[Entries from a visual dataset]
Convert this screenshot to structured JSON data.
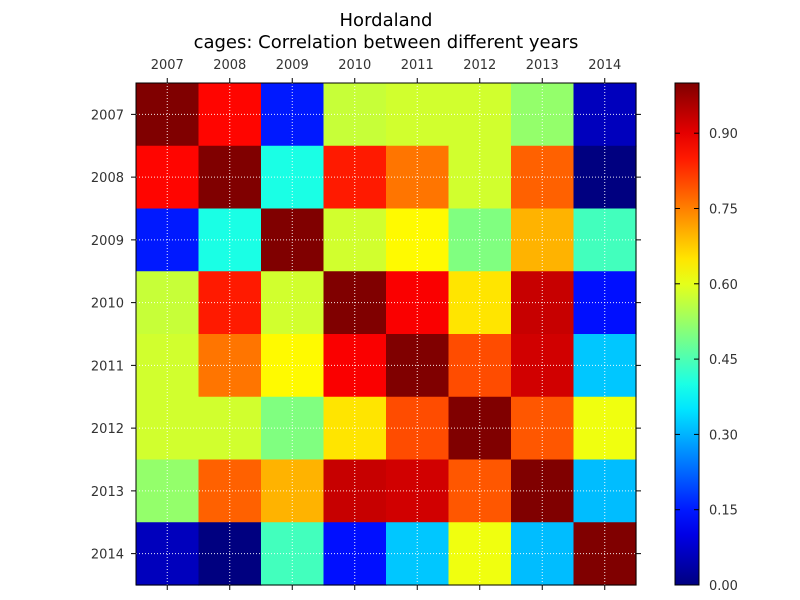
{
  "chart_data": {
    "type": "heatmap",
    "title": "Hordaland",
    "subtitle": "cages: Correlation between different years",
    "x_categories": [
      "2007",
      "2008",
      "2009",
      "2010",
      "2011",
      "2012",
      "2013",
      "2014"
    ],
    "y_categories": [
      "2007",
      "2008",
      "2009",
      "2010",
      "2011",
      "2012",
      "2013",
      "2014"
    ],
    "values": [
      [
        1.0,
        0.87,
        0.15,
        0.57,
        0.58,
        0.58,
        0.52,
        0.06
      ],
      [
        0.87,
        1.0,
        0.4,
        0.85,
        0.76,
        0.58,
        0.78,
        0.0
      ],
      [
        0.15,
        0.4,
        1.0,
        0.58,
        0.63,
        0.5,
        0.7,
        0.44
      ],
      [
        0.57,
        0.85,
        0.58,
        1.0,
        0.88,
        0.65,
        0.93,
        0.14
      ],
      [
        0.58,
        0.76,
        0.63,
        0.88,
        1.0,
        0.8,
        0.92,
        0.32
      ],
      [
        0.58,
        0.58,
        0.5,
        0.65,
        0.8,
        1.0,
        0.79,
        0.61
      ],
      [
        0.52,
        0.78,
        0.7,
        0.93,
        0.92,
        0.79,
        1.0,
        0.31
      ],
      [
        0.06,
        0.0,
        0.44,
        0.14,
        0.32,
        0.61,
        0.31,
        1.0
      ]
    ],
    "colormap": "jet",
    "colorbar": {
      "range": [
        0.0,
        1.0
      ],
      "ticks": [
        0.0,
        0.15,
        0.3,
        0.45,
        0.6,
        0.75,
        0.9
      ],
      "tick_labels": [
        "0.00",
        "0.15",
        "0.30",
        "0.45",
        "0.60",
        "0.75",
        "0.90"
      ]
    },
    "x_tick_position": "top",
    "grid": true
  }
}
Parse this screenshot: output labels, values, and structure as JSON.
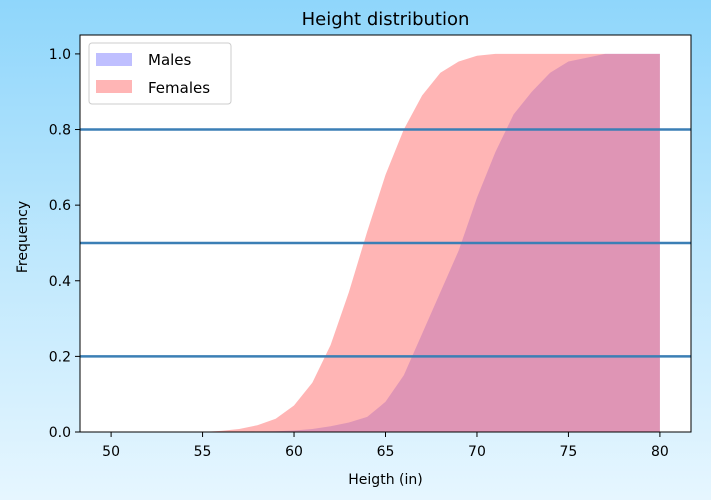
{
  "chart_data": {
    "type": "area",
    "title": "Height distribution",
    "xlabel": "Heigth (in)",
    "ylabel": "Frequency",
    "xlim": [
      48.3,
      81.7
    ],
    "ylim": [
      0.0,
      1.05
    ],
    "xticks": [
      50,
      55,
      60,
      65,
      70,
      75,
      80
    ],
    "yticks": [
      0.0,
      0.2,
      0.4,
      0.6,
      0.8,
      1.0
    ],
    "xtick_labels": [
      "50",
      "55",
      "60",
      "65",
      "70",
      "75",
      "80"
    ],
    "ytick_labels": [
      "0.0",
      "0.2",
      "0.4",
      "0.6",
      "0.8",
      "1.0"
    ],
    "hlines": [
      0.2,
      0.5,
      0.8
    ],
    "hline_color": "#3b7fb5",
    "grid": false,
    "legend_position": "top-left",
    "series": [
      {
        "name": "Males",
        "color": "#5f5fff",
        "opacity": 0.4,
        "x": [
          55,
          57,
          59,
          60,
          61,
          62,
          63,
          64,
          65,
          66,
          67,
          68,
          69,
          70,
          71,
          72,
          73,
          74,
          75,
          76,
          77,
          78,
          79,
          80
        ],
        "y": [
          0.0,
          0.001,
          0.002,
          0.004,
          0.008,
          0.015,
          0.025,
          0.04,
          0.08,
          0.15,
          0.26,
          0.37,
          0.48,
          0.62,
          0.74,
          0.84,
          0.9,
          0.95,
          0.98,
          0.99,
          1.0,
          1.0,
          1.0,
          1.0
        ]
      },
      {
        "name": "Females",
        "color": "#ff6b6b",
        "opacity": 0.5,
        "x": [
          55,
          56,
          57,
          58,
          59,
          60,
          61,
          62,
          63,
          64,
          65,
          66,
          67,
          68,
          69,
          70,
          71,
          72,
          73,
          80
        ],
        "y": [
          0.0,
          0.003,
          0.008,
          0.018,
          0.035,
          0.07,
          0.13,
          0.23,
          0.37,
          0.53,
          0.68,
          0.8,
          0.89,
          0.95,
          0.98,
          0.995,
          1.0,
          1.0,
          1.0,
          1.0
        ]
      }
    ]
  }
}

▶ GOAL
Give the number of lines in the entries that include the string "this", and nothing more.

▶ REPLY TO THE EXERCISE
2